(Data records)
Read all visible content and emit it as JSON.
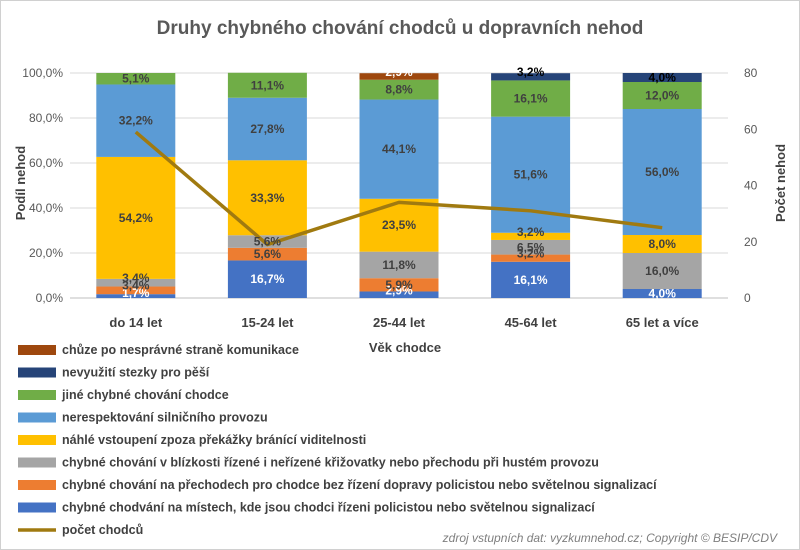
{
  "chart_data": {
    "type": "bar",
    "stacked": true,
    "title": "Druhy chybného chování chodců u dopravních nehod",
    "xlabel": "Věk chodce",
    "ylabel": "Podíl nehod",
    "y2label": "Počet nehod",
    "categories": [
      "do 14 let",
      "15-24 let",
      "25-44 let",
      "45-64 let",
      "65 let a více"
    ],
    "ylim": [
      0,
      100
    ],
    "yticks": [
      "0,0%",
      "20,0%",
      "40,0%",
      "60,0%",
      "80,0%",
      "100,0%"
    ],
    "y2lim": [
      0,
      80
    ],
    "y2ticks": [
      "0",
      "20",
      "40",
      "60",
      "80"
    ],
    "grid": true,
    "legend_position": "bottom-left",
    "series": [
      {
        "name": "chybné chodvání na místech, kde jsou chodci řízeni policistou nebo světelnou signalizací",
        "color": "#4472c4",
        "label_color": "#ffffff",
        "values": [
          1.7,
          16.7,
          2.9,
          16.1,
          4.0
        ],
        "labels": [
          "1,7%",
          "16,7%",
          "2,9%",
          "16,1%",
          "4,0%"
        ]
      },
      {
        "name": "chybné chování na přechodech pro chodce bez řízení dopravy policistou nebo světelnou signalizací",
        "color": "#ed7d31",
        "label_color": "#404040",
        "values": [
          3.4,
          5.6,
          5.9,
          3.2,
          0
        ],
        "labels": [
          "3,4%",
          "5,6%",
          "5,9%",
          "3,2%",
          ""
        ]
      },
      {
        "name": "chybné chování v blízkosti řízené i neřízené křižovatky nebo přechodu při hustém provozu",
        "color": "#a5a5a5",
        "label_color": "#404040",
        "values": [
          3.4,
          5.6,
          11.8,
          6.5,
          16.0
        ],
        "labels": [
          "3,4%",
          "5,6%",
          "11,8%",
          "6,5%",
          "16,0%"
        ]
      },
      {
        "name": "náhlé vstoupení zpoza překážky bránící viditelnosti",
        "color": "#ffc000",
        "label_color": "#404040",
        "values": [
          54.2,
          33.3,
          23.5,
          3.2,
          8.0
        ],
        "labels": [
          "54,2%",
          "33,3%",
          "23,5%",
          "3,2%",
          "8,0%"
        ]
      },
      {
        "name": "nerespektování silničního provozu",
        "color": "#5b9bd5",
        "label_color": "#404040",
        "values": [
          32.2,
          27.8,
          44.1,
          51.6,
          56.0
        ],
        "labels": [
          "32,2%",
          "27,8%",
          "44,1%",
          "51,6%",
          "56,0%"
        ]
      },
      {
        "name": "jiné chybné chování chodce",
        "color": "#70ad47",
        "label_color": "#404040",
        "values": [
          5.1,
          11.1,
          8.8,
          16.1,
          12.0
        ],
        "labels": [
          "5,1%",
          "11,1%",
          "8,8%",
          "16,1%",
          "12,0%"
        ]
      },
      {
        "name": "nevyužití stezky pro pěší",
        "color": "#264478",
        "label_color": "#000000",
        "values": [
          0,
          0,
          0,
          3.2,
          4.0
        ],
        "labels": [
          "",
          "",
          "",
          "3,2%",
          "4,0%"
        ]
      },
      {
        "name": "chůze po nesprávné straně komunikace",
        "color": "#9e480e",
        "label_color": "#ffffff",
        "values": [
          0,
          0,
          2.9,
          0,
          0
        ],
        "labels": [
          "",
          "",
          "2,9%",
          "",
          ""
        ]
      }
    ],
    "line": {
      "name": "počet chodců",
      "color": "#a07a10",
      "axis": "secondary",
      "values": [
        59,
        19,
        34,
        31,
        25
      ]
    },
    "source": "zdroj vstupních dat: vyzkumnehod.cz; Copyright © BESIP/CDV"
  }
}
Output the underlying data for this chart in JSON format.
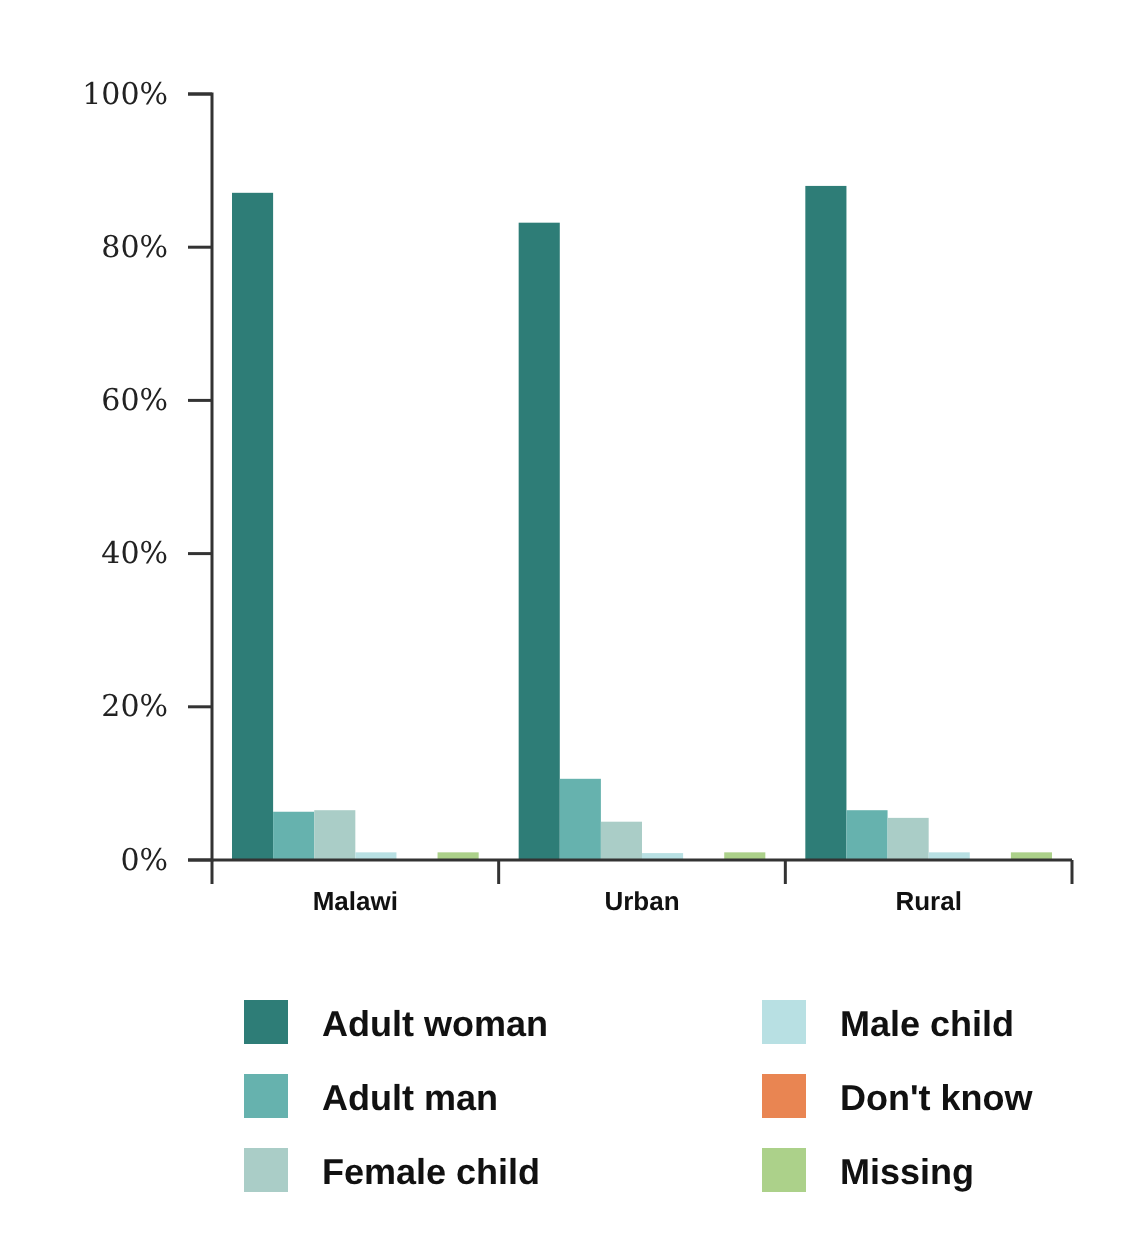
{
  "chart_data": {
    "type": "bar",
    "categories": [
      "Malawi",
      "Urban",
      "Rural"
    ],
    "series": [
      {
        "name": "Adult woman",
        "color": "#2e7d77",
        "values": [
          87.1,
          83.2,
          88.0
        ]
      },
      {
        "name": "Adult man",
        "color": "#66b2ae",
        "values": [
          6.3,
          10.6,
          6.5
        ]
      },
      {
        "name": "Female child",
        "color": "#aacdc7",
        "values": [
          6.5,
          5.0,
          5.5
        ]
      },
      {
        "name": "Male child",
        "color": "#b8e0e3",
        "values": [
          1.0,
          0.9,
          1.0
        ]
      },
      {
        "name": "Don't know",
        "color": "#e98552",
        "values": [
          0,
          0,
          0
        ]
      },
      {
        "name": "Missing",
        "color": "#acd18a",
        "values": [
          1.0,
          1.0,
          1.0
        ]
      }
    ],
    "ylim": [
      0,
      100
    ],
    "yticks": [
      {
        "value": 0,
        "label": "0%"
      },
      {
        "value": 20,
        "label": "20%"
      },
      {
        "value": 40,
        "label": "40%"
      },
      {
        "value": 60,
        "label": "60%"
      },
      {
        "value": 80,
        "label": "80%"
      },
      {
        "value": 100,
        "label": "100%"
      }
    ],
    "grid": false,
    "legend": "bottom"
  }
}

Problem details |
Repeat the records word for word. Any picture in them should be left out.

Full solution |
Read all visible content and emit it as JSON.
{
  "chart_data": {
    "type": "bar",
    "stacked": true,
    "title": "Druhy chybného chování chodců u dopravních nehod",
    "xlabel": "Věk chodce",
    "ylabel": "Podíl nehod",
    "y2label": "Počet nehod",
    "categories": [
      "do 14 let",
      "15-24 let",
      "25-44 let",
      "45-64 let",
      "65 let a více"
    ],
    "ylim": [
      0,
      100
    ],
    "yticks": [
      "0,0%",
      "20,0%",
      "40,0%",
      "60,0%",
      "80,0%",
      "100,0%"
    ],
    "y2lim": [
      0,
      80
    ],
    "y2ticks": [
      "0",
      "20",
      "40",
      "60",
      "80"
    ],
    "grid": true,
    "legend_position": "bottom-left",
    "series": [
      {
        "name": "chybné chodvání na místech, kde jsou chodci řízeni policistou nebo světelnou signalizací",
        "color": "#4472c4",
        "label_color": "#ffffff",
        "values": [
          1.7,
          16.7,
          2.9,
          16.1,
          4.0
        ],
        "labels": [
          "1,7%",
          "16,7%",
          "2,9%",
          "16,1%",
          "4,0%"
        ]
      },
      {
        "name": "chybné chování na přechodech pro chodce bez řízení dopravy policistou nebo světelnou signalizací",
        "color": "#ed7d31",
        "label_color": "#404040",
        "values": [
          3.4,
          5.6,
          5.9,
          3.2,
          0
        ],
        "labels": [
          "3,4%",
          "5,6%",
          "5,9%",
          "3,2%",
          ""
        ]
      },
      {
        "name": "chybné chování v blízkosti řízené i neřízené křižovatky nebo přechodu při hustém provozu",
        "color": "#a5a5a5",
        "label_color": "#404040",
        "values": [
          3.4,
          5.6,
          11.8,
          6.5,
          16.0
        ],
        "labels": [
          "3,4%",
          "5,6%",
          "11,8%",
          "6,5%",
          "16,0%"
        ]
      },
      {
        "name": "náhlé vstoupení zpoza překážky bránící viditelnosti",
        "color": "#ffc000",
        "label_color": "#404040",
        "values": [
          54.2,
          33.3,
          23.5,
          3.2,
          8.0
        ],
        "labels": [
          "54,2%",
          "33,3%",
          "23,5%",
          "3,2%",
          "8,0%"
        ]
      },
      {
        "name": "nerespektování silničního provozu",
        "color": "#5b9bd5",
        "label_color": "#404040",
        "values": [
          32.2,
          27.8,
          44.1,
          51.6,
          56.0
        ],
        "labels": [
          "32,2%",
          "27,8%",
          "44,1%",
          "51,6%",
          "56,0%"
        ]
      },
      {
        "name": "jiné chybné chování chodce",
        "color": "#70ad47",
        "label_color": "#404040",
        "values": [
          5.1,
          11.1,
          8.8,
          16.1,
          12.0
        ],
        "labels": [
          "5,1%",
          "11,1%",
          "8,8%",
          "16,1%",
          "12,0%"
        ]
      },
      {
        "name": "nevyužití stezky pro pěší",
        "color": "#264478",
        "label_color": "#000000",
        "values": [
          0,
          0,
          0,
          3.2,
          4.0
        ],
        "labels": [
          "",
          "",
          "",
          "3,2%",
          "4,0%"
        ]
      },
      {
        "name": "chůze po nesprávné straně komunikace",
        "color": "#9e480e",
        "label_color": "#ffffff",
        "values": [
          0,
          0,
          2.9,
          0,
          0
        ],
        "labels": [
          "",
          "",
          "2,9%",
          "",
          ""
        ]
      }
    ],
    "line": {
      "name": "počet chodců",
      "color": "#a07a10",
      "axis": "secondary",
      "values": [
        59,
        19,
        34,
        31,
        25
      ]
    },
    "source": "zdroj vstupních dat: vyzkumnehod.cz; Copyright © BESIP/CDV"
  }
}
Output the underlying data for this chart in JSON format.
{
  "chart_data": {
    "type": "bar",
    "categories": [
      "Malawi",
      "Urban",
      "Rural"
    ],
    "series": [
      {
        "name": "Adult woman",
        "color": "#2e7d77",
        "values": [
          87.1,
          83.2,
          88.0
        ]
      },
      {
        "name": "Adult man",
        "color": "#66b2ae",
        "values": [
          6.3,
          10.6,
          6.5
        ]
      },
      {
        "name": "Female child",
        "color": "#aacdc7",
        "values": [
          6.5,
          5.0,
          5.5
        ]
      },
      {
        "name": "Male child",
        "color": "#b8e0e3",
        "values": [
          1.0,
          0.9,
          1.0
        ]
      },
      {
        "name": "Don't know",
        "color": "#e98552",
        "values": [
          0,
          0,
          0
        ]
      },
      {
        "name": "Missing",
        "color": "#acd18a",
        "values": [
          1.0,
          1.0,
          1.0
        ]
      }
    ],
    "ylim": [
      0,
      100
    ],
    "yticks": [
      {
        "value": 0,
        "label": "0%"
      },
      {
        "value": 20,
        "label": "20%"
      },
      {
        "value": 40,
        "label": "40%"
      },
      {
        "value": 60,
        "label": "60%"
      },
      {
        "value": 80,
        "label": "80%"
      },
      {
        "value": 100,
        "label": "100%"
      }
    ],
    "grid": false,
    "legend": "bottom"
  }
}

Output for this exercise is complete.